## Description of the task
Locate all lines with the word "title". Copy them.

## Data tied to figure images
--- Start ---

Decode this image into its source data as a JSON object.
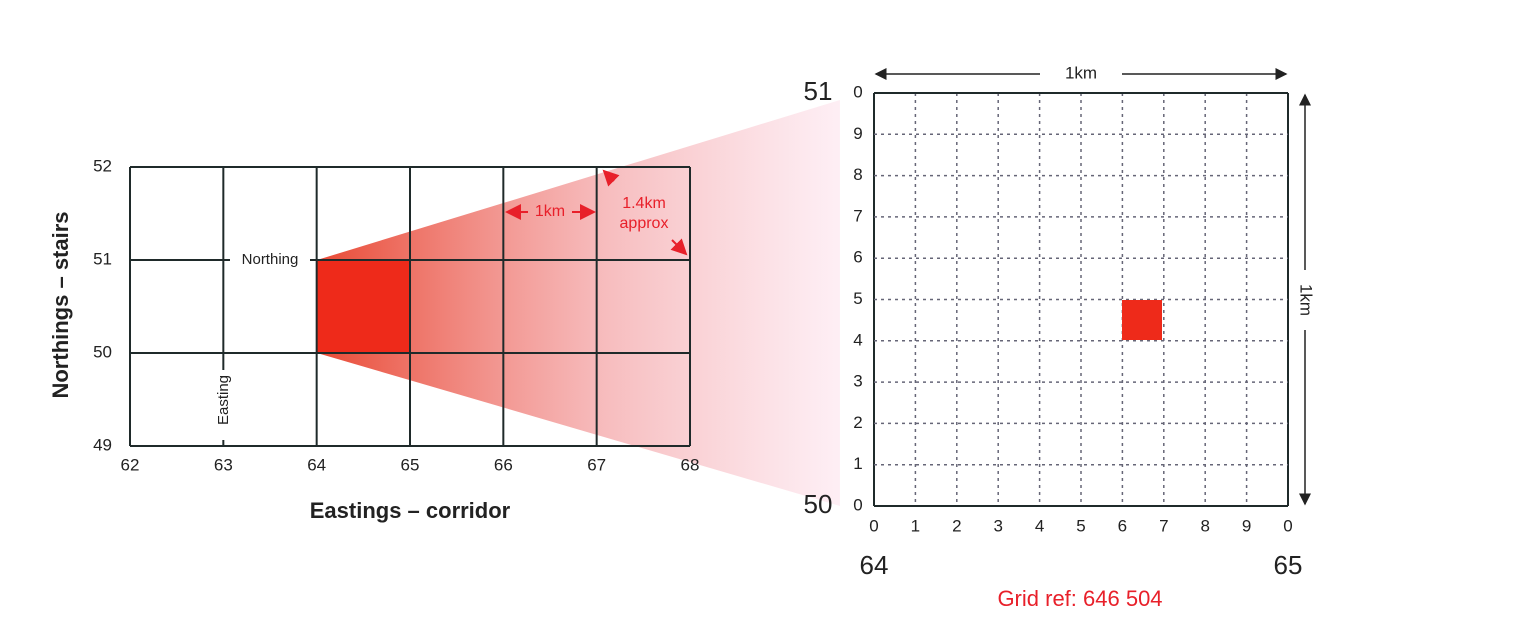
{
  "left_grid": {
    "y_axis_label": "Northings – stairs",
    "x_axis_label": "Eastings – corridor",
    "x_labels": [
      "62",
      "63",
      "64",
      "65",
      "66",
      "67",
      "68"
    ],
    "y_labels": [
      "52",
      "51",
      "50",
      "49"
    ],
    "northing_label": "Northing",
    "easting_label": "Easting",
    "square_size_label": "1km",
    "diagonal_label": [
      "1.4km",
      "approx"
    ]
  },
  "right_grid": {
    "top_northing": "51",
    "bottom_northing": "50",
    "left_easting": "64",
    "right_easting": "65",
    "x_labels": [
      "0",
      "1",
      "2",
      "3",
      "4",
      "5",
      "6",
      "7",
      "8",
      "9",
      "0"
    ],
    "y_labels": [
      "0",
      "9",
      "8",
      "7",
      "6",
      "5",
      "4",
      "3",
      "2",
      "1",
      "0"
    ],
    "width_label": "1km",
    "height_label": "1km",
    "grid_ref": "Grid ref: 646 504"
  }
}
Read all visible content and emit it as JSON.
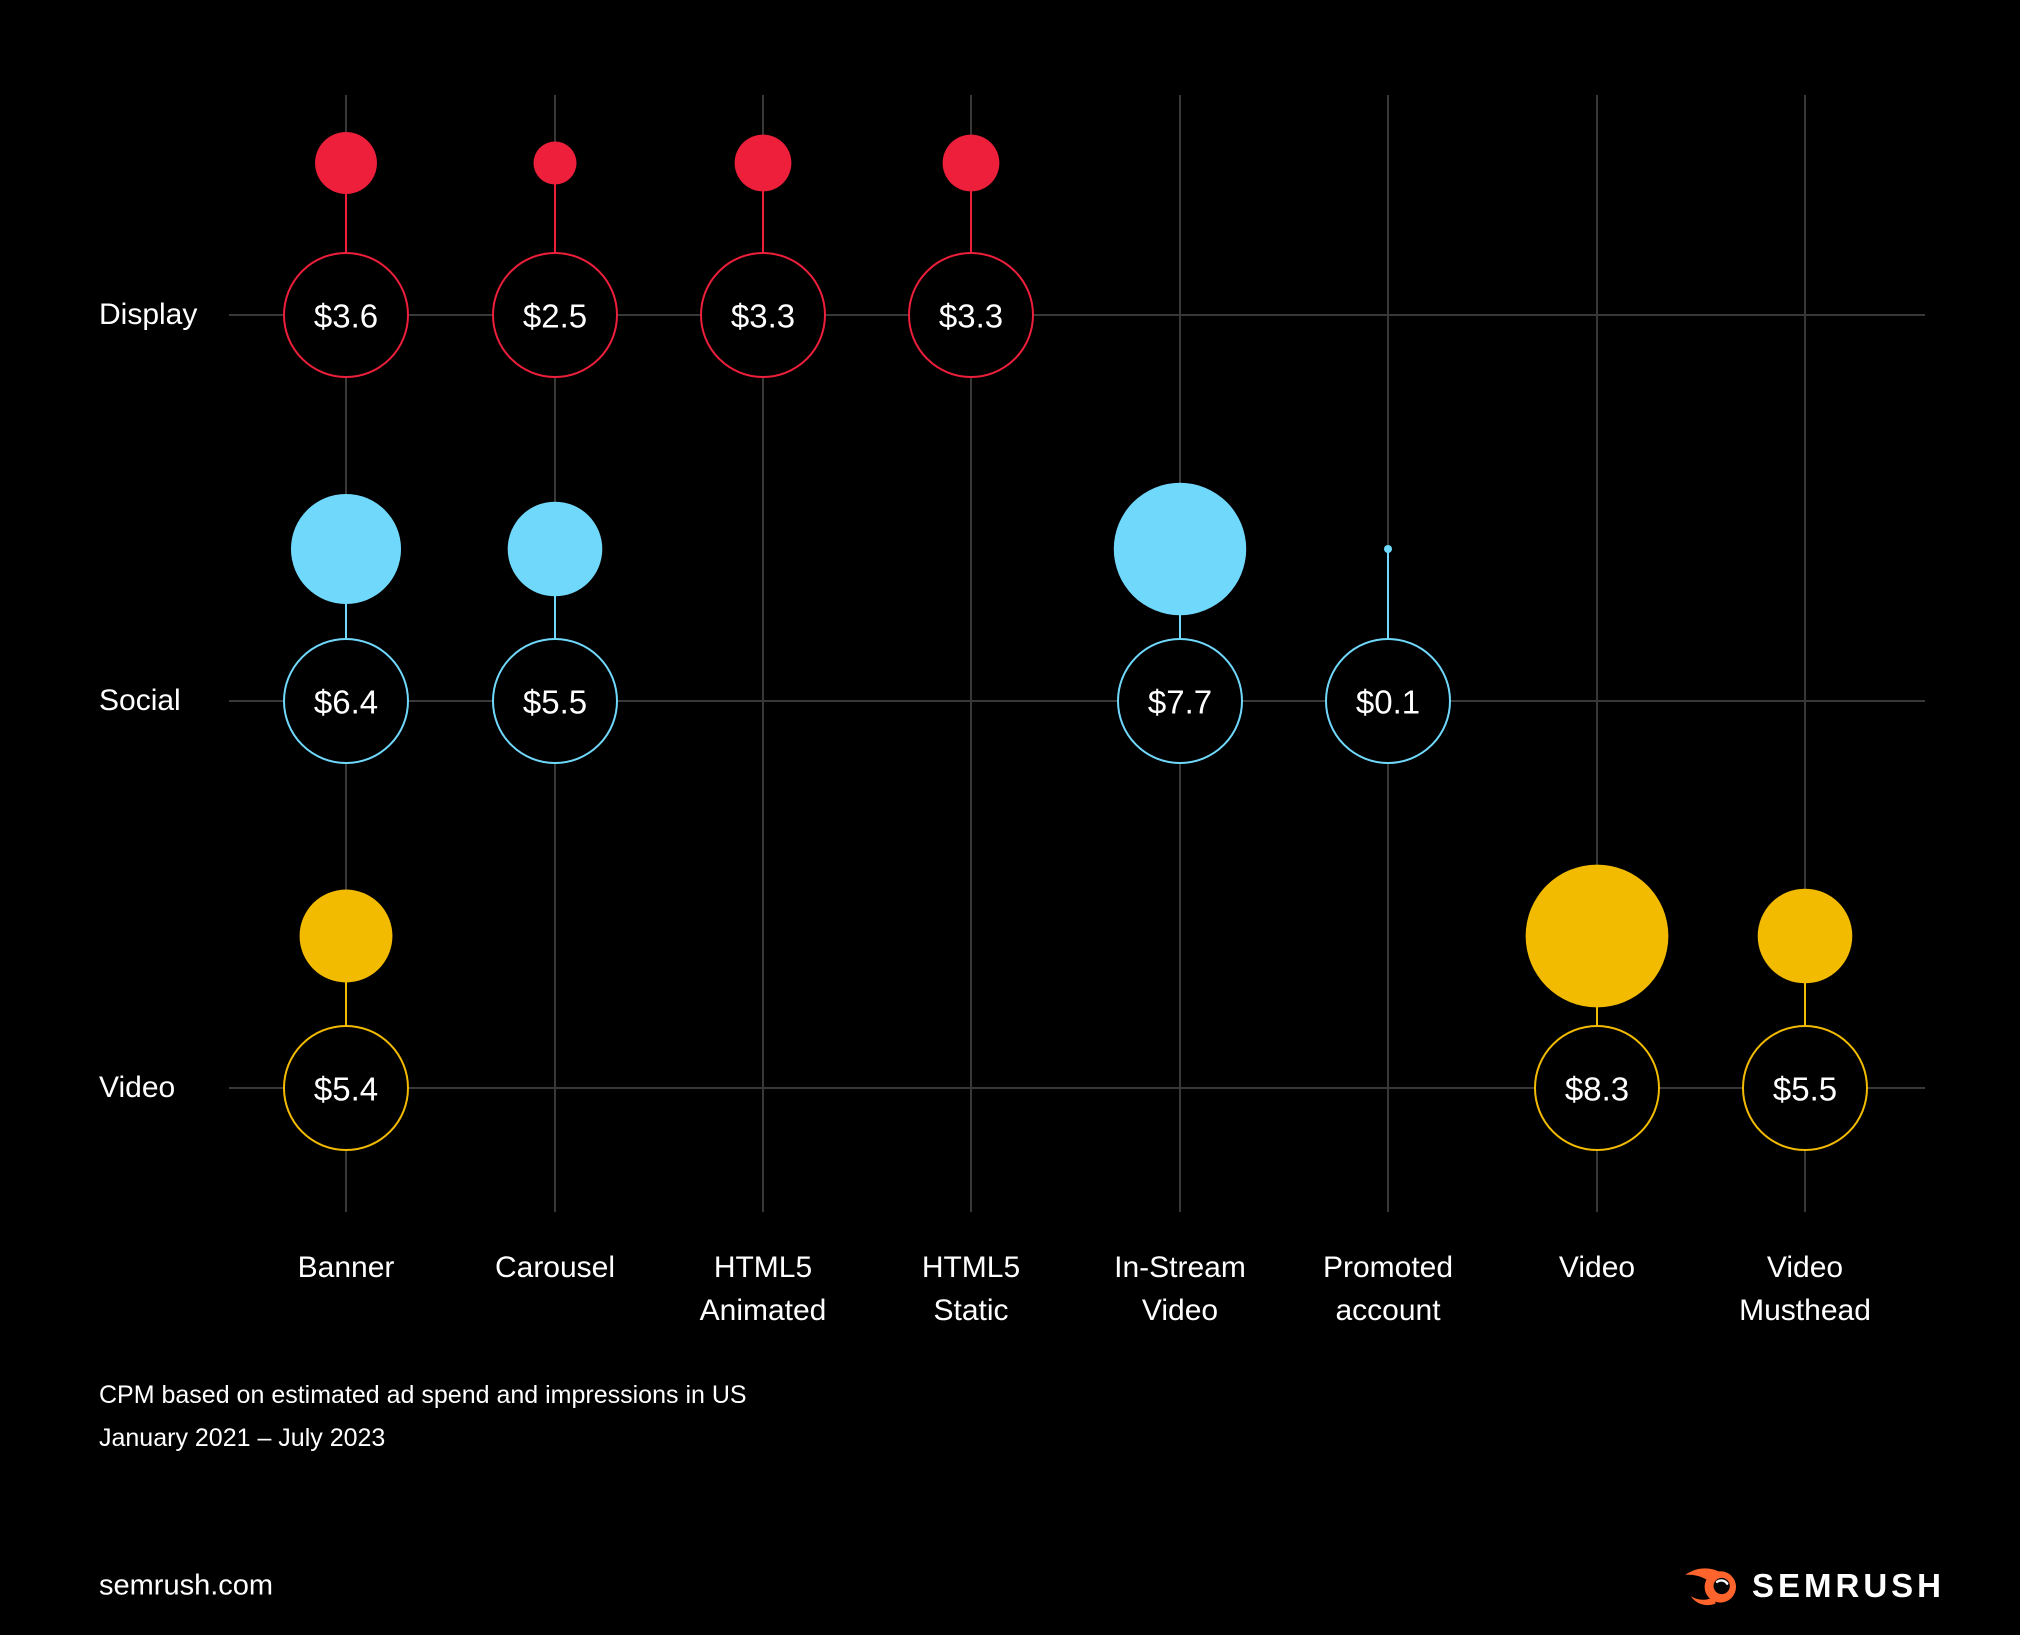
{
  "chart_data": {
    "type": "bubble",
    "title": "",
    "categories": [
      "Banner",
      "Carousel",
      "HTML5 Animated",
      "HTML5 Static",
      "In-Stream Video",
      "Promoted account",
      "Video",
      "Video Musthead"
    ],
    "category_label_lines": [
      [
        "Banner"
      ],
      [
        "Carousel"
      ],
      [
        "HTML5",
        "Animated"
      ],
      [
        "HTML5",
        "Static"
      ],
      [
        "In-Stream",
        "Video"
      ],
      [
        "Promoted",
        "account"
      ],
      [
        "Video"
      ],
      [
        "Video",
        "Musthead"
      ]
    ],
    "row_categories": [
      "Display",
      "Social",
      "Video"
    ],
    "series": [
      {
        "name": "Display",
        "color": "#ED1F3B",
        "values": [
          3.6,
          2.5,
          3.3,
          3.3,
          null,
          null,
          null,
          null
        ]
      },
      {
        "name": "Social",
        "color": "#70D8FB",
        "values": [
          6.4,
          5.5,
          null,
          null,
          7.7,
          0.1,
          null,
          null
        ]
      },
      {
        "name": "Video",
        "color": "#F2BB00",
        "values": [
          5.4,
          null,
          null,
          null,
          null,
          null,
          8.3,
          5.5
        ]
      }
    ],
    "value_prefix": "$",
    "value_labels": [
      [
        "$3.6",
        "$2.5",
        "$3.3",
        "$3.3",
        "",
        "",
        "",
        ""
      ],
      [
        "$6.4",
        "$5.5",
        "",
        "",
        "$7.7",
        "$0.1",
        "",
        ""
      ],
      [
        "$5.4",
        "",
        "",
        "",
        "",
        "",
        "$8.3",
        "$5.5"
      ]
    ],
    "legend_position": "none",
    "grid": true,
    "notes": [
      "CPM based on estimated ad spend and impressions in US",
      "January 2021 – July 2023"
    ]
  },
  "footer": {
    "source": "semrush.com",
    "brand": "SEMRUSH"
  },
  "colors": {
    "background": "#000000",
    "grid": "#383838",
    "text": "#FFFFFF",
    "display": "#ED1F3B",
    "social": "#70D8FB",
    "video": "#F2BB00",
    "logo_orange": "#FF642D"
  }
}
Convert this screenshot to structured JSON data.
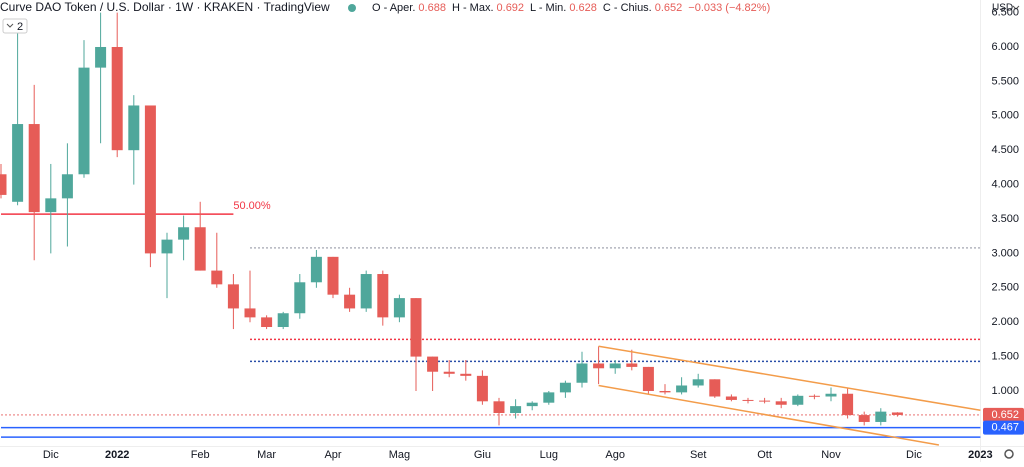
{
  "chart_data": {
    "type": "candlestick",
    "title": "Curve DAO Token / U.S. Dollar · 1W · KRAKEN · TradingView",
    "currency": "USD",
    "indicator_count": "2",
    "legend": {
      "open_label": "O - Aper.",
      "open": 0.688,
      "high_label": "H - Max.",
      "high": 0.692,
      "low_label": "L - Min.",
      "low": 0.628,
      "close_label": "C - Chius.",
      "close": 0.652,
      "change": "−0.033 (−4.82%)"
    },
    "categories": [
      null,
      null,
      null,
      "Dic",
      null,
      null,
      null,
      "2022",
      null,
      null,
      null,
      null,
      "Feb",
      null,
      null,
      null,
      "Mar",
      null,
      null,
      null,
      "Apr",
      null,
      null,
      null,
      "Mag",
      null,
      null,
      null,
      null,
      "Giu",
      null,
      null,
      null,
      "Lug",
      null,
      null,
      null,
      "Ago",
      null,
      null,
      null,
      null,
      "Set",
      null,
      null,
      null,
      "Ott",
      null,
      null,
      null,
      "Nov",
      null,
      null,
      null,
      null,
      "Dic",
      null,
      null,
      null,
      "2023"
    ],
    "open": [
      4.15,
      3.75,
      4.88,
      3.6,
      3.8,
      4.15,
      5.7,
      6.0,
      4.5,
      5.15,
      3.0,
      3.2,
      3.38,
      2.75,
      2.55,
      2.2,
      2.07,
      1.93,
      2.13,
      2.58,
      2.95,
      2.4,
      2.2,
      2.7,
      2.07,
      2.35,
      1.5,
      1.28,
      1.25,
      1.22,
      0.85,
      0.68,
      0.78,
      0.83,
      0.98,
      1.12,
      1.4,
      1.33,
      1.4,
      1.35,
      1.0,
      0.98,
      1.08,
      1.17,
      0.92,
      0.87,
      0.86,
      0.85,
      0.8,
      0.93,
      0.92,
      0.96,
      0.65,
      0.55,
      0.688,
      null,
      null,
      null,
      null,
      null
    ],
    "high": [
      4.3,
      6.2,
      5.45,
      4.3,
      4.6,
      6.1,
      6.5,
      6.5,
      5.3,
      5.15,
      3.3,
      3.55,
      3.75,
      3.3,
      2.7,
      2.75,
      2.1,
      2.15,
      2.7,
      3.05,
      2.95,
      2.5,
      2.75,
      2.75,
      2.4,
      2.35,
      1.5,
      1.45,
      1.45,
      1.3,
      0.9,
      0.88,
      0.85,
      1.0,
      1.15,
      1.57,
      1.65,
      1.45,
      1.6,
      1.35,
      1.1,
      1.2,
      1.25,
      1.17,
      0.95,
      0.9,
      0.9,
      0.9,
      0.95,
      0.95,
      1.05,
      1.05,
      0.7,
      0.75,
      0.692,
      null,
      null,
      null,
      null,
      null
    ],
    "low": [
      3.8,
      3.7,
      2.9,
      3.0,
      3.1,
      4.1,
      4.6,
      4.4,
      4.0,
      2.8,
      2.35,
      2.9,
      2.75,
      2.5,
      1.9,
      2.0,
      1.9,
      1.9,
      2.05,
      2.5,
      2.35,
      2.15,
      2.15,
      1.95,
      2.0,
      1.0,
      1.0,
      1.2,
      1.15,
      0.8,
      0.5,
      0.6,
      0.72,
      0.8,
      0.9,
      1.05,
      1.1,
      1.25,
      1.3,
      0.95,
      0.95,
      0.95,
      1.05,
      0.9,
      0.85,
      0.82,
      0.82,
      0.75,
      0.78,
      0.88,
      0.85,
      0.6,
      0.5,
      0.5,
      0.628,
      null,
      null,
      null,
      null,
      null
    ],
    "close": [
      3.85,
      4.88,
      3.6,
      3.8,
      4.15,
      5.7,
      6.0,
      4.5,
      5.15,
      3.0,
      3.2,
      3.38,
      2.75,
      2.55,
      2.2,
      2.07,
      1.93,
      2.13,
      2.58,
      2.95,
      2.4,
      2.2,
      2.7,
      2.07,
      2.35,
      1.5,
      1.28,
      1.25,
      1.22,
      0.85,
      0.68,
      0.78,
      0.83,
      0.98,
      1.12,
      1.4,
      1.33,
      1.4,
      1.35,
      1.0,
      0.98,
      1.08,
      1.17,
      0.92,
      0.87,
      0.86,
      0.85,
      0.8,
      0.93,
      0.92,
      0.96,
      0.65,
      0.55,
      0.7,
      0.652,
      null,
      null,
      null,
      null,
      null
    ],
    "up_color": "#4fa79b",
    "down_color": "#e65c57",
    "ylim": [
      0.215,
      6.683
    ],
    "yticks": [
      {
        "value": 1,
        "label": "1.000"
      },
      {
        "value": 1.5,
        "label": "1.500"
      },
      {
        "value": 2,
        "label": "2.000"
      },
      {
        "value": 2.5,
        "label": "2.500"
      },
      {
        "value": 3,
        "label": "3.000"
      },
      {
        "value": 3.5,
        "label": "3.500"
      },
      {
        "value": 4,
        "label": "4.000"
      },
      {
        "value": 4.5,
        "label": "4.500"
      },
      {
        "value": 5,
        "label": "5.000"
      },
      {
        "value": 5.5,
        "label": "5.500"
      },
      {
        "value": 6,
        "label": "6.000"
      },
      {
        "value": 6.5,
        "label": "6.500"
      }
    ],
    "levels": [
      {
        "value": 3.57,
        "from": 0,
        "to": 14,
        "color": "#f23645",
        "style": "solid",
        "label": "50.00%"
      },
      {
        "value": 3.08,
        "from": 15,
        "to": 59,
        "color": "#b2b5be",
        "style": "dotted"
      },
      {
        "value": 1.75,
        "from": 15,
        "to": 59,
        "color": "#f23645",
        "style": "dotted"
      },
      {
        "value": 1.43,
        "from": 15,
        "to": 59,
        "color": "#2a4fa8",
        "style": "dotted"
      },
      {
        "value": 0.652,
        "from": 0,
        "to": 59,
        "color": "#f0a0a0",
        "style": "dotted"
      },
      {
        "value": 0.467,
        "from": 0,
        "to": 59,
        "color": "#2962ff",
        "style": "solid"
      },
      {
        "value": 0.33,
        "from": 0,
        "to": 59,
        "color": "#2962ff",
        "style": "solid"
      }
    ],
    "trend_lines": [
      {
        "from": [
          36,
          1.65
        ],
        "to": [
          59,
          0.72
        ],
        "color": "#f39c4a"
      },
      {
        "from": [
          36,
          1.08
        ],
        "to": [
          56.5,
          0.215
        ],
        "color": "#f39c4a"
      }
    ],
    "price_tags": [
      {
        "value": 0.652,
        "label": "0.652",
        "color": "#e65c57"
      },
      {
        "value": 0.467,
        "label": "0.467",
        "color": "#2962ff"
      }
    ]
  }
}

--- End ---

## Solved problem
    "title": "",
    "title": "Curve DAO Token / U.S. Dollar · 1W · KRAKEN · TradingView",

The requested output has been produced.